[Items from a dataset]
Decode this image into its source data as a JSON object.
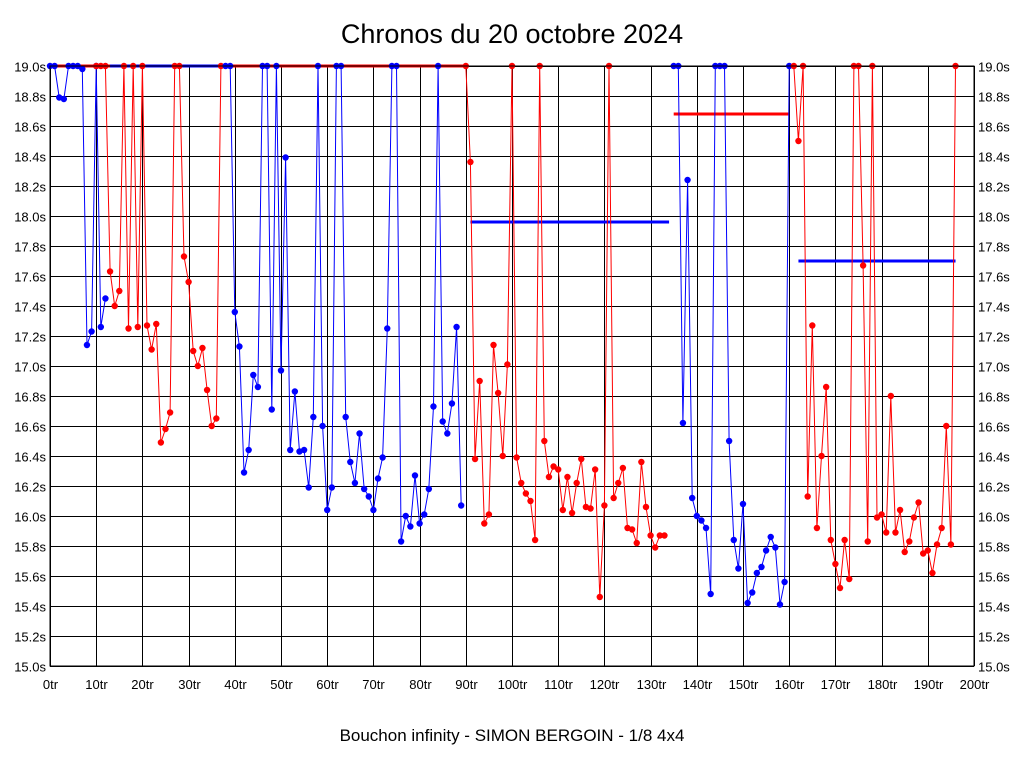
{
  "chart_data": {
    "type": "line",
    "title": "Chronos du 20 octobre 2024",
    "caption": "Bouchon infinity - SIMON BERGOIN - 1/8 4x4",
    "xlabel": "",
    "ylabel": "",
    "xlim": [
      0,
      200
    ],
    "ylim": [
      15.0,
      19.0
    ],
    "grid": true,
    "x_ticks": [
      0,
      10,
      20,
      30,
      40,
      50,
      60,
      70,
      80,
      90,
      100,
      110,
      120,
      130,
      140,
      150,
      160,
      170,
      180,
      190,
      200
    ],
    "x_tick_labels": [
      "0tr",
      "10tr",
      "20tr",
      "30tr",
      "40tr",
      "50tr",
      "60tr",
      "70tr",
      "80tr",
      "90tr",
      "100tr",
      "110tr",
      "120tr",
      "130tr",
      "140tr",
      "150tr",
      "160tr",
      "170tr",
      "180tr",
      "190tr",
      "200tr"
    ],
    "y_ticks": [
      15.0,
      15.2,
      15.4,
      15.6,
      15.8,
      16.0,
      16.2,
      16.4,
      16.6,
      16.8,
      17.0,
      17.2,
      17.4,
      17.6,
      17.8,
      18.0,
      18.2,
      18.4,
      18.6,
      18.8,
      19.0
    ],
    "y_tick_labels": [
      "15.0s",
      "15.2s",
      "15.4s",
      "15.6s",
      "15.8s",
      "16.0s",
      "16.2s",
      "16.4s",
      "16.6s",
      "16.8s",
      "17.0s",
      "17.2s",
      "17.4s",
      "17.6s",
      "17.8s",
      "18.0s",
      "18.2s",
      "18.4s",
      "18.6s",
      "18.8s",
      "19.0s"
    ],
    "series": [
      {
        "name": "Segment 1",
        "color": "#0000ff",
        "x": [
          0,
          1,
          2,
          3,
          4,
          5,
          6,
          7,
          8,
          9,
          10,
          11,
          12
        ],
        "values": [
          19.0,
          19.0,
          18.79,
          18.78,
          19.0,
          19.0,
          19.0,
          18.98,
          17.14,
          17.23,
          19.0,
          17.26,
          17.45
        ]
      },
      {
        "name": "Segment 2",
        "color": "#ff0000",
        "x": [
          10,
          11,
          12,
          13,
          14,
          15,
          16,
          17,
          18,
          19,
          20,
          21,
          22,
          23,
          24,
          25,
          26,
          27,
          28,
          29,
          30,
          31,
          32,
          33,
          34,
          35,
          36,
          37
        ],
        "values": [
          19.0,
          19.0,
          19.0,
          17.63,
          17.4,
          17.5,
          19.0,
          17.25,
          19.0,
          17.26,
          19.0,
          17.27,
          17.11,
          17.28,
          16.49,
          16.58,
          16.69,
          19.0,
          19.0,
          17.73,
          17.56,
          17.1,
          17.0,
          17.12,
          16.84,
          16.6,
          16.65,
          19.0
        ]
      },
      {
        "name": "Segment 3",
        "color": "#0000ff",
        "x": [
          38,
          39,
          40,
          41,
          42,
          43,
          44,
          45,
          46,
          47,
          48,
          49,
          50,
          51,
          52,
          53,
          54,
          55,
          56,
          57,
          58,
          59,
          60,
          61,
          62,
          63,
          64,
          65,
          66,
          67,
          68,
          69,
          70,
          71,
          72,
          73,
          74,
          75,
          76,
          77,
          78,
          79,
          80,
          81,
          82,
          83,
          84,
          85,
          86,
          87,
          88,
          89
        ],
        "values": [
          19.0,
          19.0,
          17.36,
          17.13,
          16.29,
          16.44,
          16.94,
          16.86,
          19.0,
          19.0,
          16.71,
          19.0,
          16.97,
          18.39,
          16.44,
          16.83,
          16.43,
          16.44,
          16.19,
          16.66,
          19.0,
          16.6,
          16.04,
          16.19,
          19.0,
          19.0,
          16.66,
          16.36,
          16.22,
          16.55,
          16.18,
          16.13,
          16.04,
          16.25,
          16.39,
          17.25,
          19.0,
          19.0,
          15.83,
          16.0,
          15.93,
          16.27,
          15.95,
          16.01,
          16.18,
          16.73,
          19.0,
          16.63,
          16.55,
          16.75,
          17.26,
          16.07
        ]
      },
      {
        "name": "Segment 4",
        "color": "#ff0000",
        "x": [
          90,
          91,
          92,
          93,
          94,
          95,
          96,
          97,
          98,
          99,
          100,
          101,
          102,
          103,
          104,
          105,
          106,
          107,
          108,
          109,
          110,
          111,
          112,
          113,
          114,
          115,
          116,
          117,
          118,
          119,
          120,
          121,
          122,
          123,
          124,
          125,
          126,
          127,
          128,
          129,
          130,
          131,
          132,
          133
        ],
        "values": [
          19.0,
          18.36,
          16.38,
          16.9,
          15.95,
          16.01,
          17.14,
          16.82,
          16.4,
          17.01,
          19.0,
          16.39,
          16.22,
          16.15,
          16.1,
          15.84,
          19.0,
          16.5,
          16.26,
          16.33,
          16.31,
          16.04,
          16.26,
          16.02,
          16.22,
          16.38,
          16.06,
          16.05,
          16.31,
          15.46,
          16.07,
          19.0,
          16.12,
          16.22,
          16.32,
          15.92,
          15.91,
          15.82,
          16.36,
          16.06,
          15.87,
          15.79,
          15.87,
          15.87
        ]
      },
      {
        "name": "Segment 5",
        "color": "#0000ff",
        "x": [
          135,
          136,
          137,
          138,
          139,
          140,
          141,
          142,
          143,
          144,
          145,
          146,
          147,
          148,
          149,
          150,
          151,
          152,
          153,
          154,
          155,
          156,
          157,
          158,
          159,
          160
        ],
        "values": [
          19.0,
          19.0,
          16.62,
          18.24,
          16.12,
          16.0,
          15.97,
          15.92,
          15.48,
          19.0,
          19.0,
          19.0,
          16.5,
          15.84,
          15.65,
          16.08,
          15.42,
          15.49,
          15.62,
          15.66,
          15.77,
          15.86,
          15.79,
          15.41,
          15.56,
          19.0
        ]
      },
      {
        "name": "Segment 6",
        "color": "#ff0000",
        "x": [
          161,
          162,
          163,
          164,
          165,
          166,
          167,
          168,
          169,
          170,
          171,
          172,
          173,
          174,
          175,
          176,
          177,
          178,
          179,
          180,
          181,
          182,
          183,
          184,
          185,
          186,
          187,
          188,
          189,
          190,
          191,
          192,
          193,
          194,
          195,
          196
        ],
        "values": [
          19.0,
          18.5,
          19.0,
          16.13,
          17.27,
          15.92,
          16.4,
          16.86,
          15.84,
          15.68,
          15.52,
          15.84,
          15.58,
          19.0,
          19.0,
          17.67,
          15.83,
          19.0,
          15.99,
          16.01,
          15.89,
          16.8,
          15.89,
          16.04,
          15.76,
          15.83,
          15.99,
          16.09,
          15.75,
          15.77,
          15.62,
          15.81,
          15.92,
          16.6,
          15.81,
          19.0
        ]
      }
    ],
    "average_lines": [
      {
        "color": "#ff0000",
        "x": [
          1,
          90
        ],
        "value": 19.0
      },
      {
        "color": "#0000ff",
        "x": [
          13,
          38
        ],
        "value": 19.0
      },
      {
        "color": "#0000ff",
        "x": [
          91,
          134
        ],
        "value": 17.96
      },
      {
        "color": "#ff0000",
        "x": [
          135,
          160
        ],
        "value": 18.68
      },
      {
        "color": "#0000ff",
        "x": [
          162,
          196
        ],
        "value": 17.7
      }
    ]
  }
}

▶ [WHAT THE TASK ASKS] Images should not appear in the copy; retype the listing above exactly.

▶ [ANSWER TO THIS EXERCISE]
Decode this image into its source data as a JSON object.
{
  "chart_data": {
    "type": "line",
    "title": "Chronos du 20 octobre 2024",
    "caption": "Bouchon infinity - SIMON BERGOIN - 1/8 4x4",
    "xlabel": "",
    "ylabel": "",
    "xlim": [
      0,
      200
    ],
    "ylim": [
      15.0,
      19.0
    ],
    "grid": true,
    "x_ticks": [
      0,
      10,
      20,
      30,
      40,
      50,
      60,
      70,
      80,
      90,
      100,
      110,
      120,
      130,
      140,
      150,
      160,
      170,
      180,
      190,
      200
    ],
    "x_tick_labels": [
      "0tr",
      "10tr",
      "20tr",
      "30tr",
      "40tr",
      "50tr",
      "60tr",
      "70tr",
      "80tr",
      "90tr",
      "100tr",
      "110tr",
      "120tr",
      "130tr",
      "140tr",
      "150tr",
      "160tr",
      "170tr",
      "180tr",
      "190tr",
      "200tr"
    ],
    "y_ticks": [
      15.0,
      15.2,
      15.4,
      15.6,
      15.8,
      16.0,
      16.2,
      16.4,
      16.6,
      16.8,
      17.0,
      17.2,
      17.4,
      17.6,
      17.8,
      18.0,
      18.2,
      18.4,
      18.6,
      18.8,
      19.0
    ],
    "y_tick_labels": [
      "15.0s",
      "15.2s",
      "15.4s",
      "15.6s",
      "15.8s",
      "16.0s",
      "16.2s",
      "16.4s",
      "16.6s",
      "16.8s",
      "17.0s",
      "17.2s",
      "17.4s",
      "17.6s",
      "17.8s",
      "18.0s",
      "18.2s",
      "18.4s",
      "18.6s",
      "18.8s",
      "19.0s"
    ],
    "series": [
      {
        "name": "Segment 1",
        "color": "#0000ff",
        "x": [
          0,
          1,
          2,
          3,
          4,
          5,
          6,
          7,
          8,
          9,
          10,
          11,
          12
        ],
        "values": [
          19.0,
          19.0,
          18.79,
          18.78,
          19.0,
          19.0,
          19.0,
          18.98,
          17.14,
          17.23,
          19.0,
          17.26,
          17.45
        ]
      },
      {
        "name": "Segment 2",
        "color": "#ff0000",
        "x": [
          10,
          11,
          12,
          13,
          14,
          15,
          16,
          17,
          18,
          19,
          20,
          21,
          22,
          23,
          24,
          25,
          26,
          27,
          28,
          29,
          30,
          31,
          32,
          33,
          34,
          35,
          36,
          37
        ],
        "values": [
          19.0,
          19.0,
          19.0,
          17.63,
          17.4,
          17.5,
          19.0,
          17.25,
          19.0,
          17.26,
          19.0,
          17.27,
          17.11,
          17.28,
          16.49,
          16.58,
          16.69,
          19.0,
          19.0,
          17.73,
          17.56,
          17.1,
          17.0,
          17.12,
          16.84,
          16.6,
          16.65,
          19.0
        ]
      },
      {
        "name": "Segment 3",
        "color": "#0000ff",
        "x": [
          38,
          39,
          40,
          41,
          42,
          43,
          44,
          45,
          46,
          47,
          48,
          49,
          50,
          51,
          52,
          53,
          54,
          55,
          56,
          57,
          58,
          59,
          60,
          61,
          62,
          63,
          64,
          65,
          66,
          67,
          68,
          69,
          70,
          71,
          72,
          73,
          74,
          75,
          76,
          77,
          78,
          79,
          80,
          81,
          82,
          83,
          84,
          85,
          86,
          87,
          88,
          89
        ],
        "values": [
          19.0,
          19.0,
          17.36,
          17.13,
          16.29,
          16.44,
          16.94,
          16.86,
          19.0,
          19.0,
          16.71,
          19.0,
          16.97,
          18.39,
          16.44,
          16.83,
          16.43,
          16.44,
          16.19,
          16.66,
          19.0,
          16.6,
          16.04,
          16.19,
          19.0,
          19.0,
          16.66,
          16.36,
          16.22,
          16.55,
          16.18,
          16.13,
          16.04,
          16.25,
          16.39,
          17.25,
          19.0,
          19.0,
          15.83,
          16.0,
          15.93,
          16.27,
          15.95,
          16.01,
          16.18,
          16.73,
          19.0,
          16.63,
          16.55,
          16.75,
          17.26,
          16.07
        ]
      },
      {
        "name": "Segment 4",
        "color": "#ff0000",
        "x": [
          90,
          91,
          92,
          93,
          94,
          95,
          96,
          97,
          98,
          99,
          100,
          101,
          102,
          103,
          104,
          105,
          106,
          107,
          108,
          109,
          110,
          111,
          112,
          113,
          114,
          115,
          116,
          117,
          118,
          119,
          120,
          121,
          122,
          123,
          124,
          125,
          126,
          127,
          128,
          129,
          130,
          131,
          132,
          133
        ],
        "values": [
          19.0,
          18.36,
          16.38,
          16.9,
          15.95,
          16.01,
          17.14,
          16.82,
          16.4,
          17.01,
          19.0,
          16.39,
          16.22,
          16.15,
          16.1,
          15.84,
          19.0,
          16.5,
          16.26,
          16.33,
          16.31,
          16.04,
          16.26,
          16.02,
          16.22,
          16.38,
          16.06,
          16.05,
          16.31,
          15.46,
          16.07,
          19.0,
          16.12,
          16.22,
          16.32,
          15.92,
          15.91,
          15.82,
          16.36,
          16.06,
          15.87,
          15.79,
          15.87,
          15.87
        ]
      },
      {
        "name": "Segment 5",
        "color": "#0000ff",
        "x": [
          135,
          136,
          137,
          138,
          139,
          140,
          141,
          142,
          143,
          144,
          145,
          146,
          147,
          148,
          149,
          150,
          151,
          152,
          153,
          154,
          155,
          156,
          157,
          158,
          159,
          160
        ],
        "values": [
          19.0,
          19.0,
          16.62,
          18.24,
          16.12,
          16.0,
          15.97,
          15.92,
          15.48,
          19.0,
          19.0,
          19.0,
          16.5,
          15.84,
          15.65,
          16.08,
          15.42,
          15.49,
          15.62,
          15.66,
          15.77,
          15.86,
          15.79,
          15.41,
          15.56,
          19.0
        ]
      },
      {
        "name": "Segment 6",
        "color": "#ff0000",
        "x": [
          161,
          162,
          163,
          164,
          165,
          166,
          167,
          168,
          169,
          170,
          171,
          172,
          173,
          174,
          175,
          176,
          177,
          178,
          179,
          180,
          181,
          182,
          183,
          184,
          185,
          186,
          187,
          188,
          189,
          190,
          191,
          192,
          193,
          194,
          195,
          196
        ],
        "values": [
          19.0,
          18.5,
          19.0,
          16.13,
          17.27,
          15.92,
          16.4,
          16.86,
          15.84,
          15.68,
          15.52,
          15.84,
          15.58,
          19.0,
          19.0,
          17.67,
          15.83,
          19.0,
          15.99,
          16.01,
          15.89,
          16.8,
          15.89,
          16.04,
          15.76,
          15.83,
          15.99,
          16.09,
          15.75,
          15.77,
          15.62,
          15.81,
          15.92,
          16.6,
          15.81,
          19.0
        ]
      }
    ],
    "average_lines": [
      {
        "color": "#ff0000",
        "x": [
          1,
          90
        ],
        "value": 19.0
      },
      {
        "color": "#0000ff",
        "x": [
          13,
          38
        ],
        "value": 19.0
      },
      {
        "color": "#0000ff",
        "x": [
          91,
          134
        ],
        "value": 17.96
      },
      {
        "color": "#ff0000",
        "x": [
          135,
          160
        ],
        "value": 18.68
      },
      {
        "color": "#0000ff",
        "x": [
          162,
          196
        ],
        "value": 17.7
      }
    ]
  }
}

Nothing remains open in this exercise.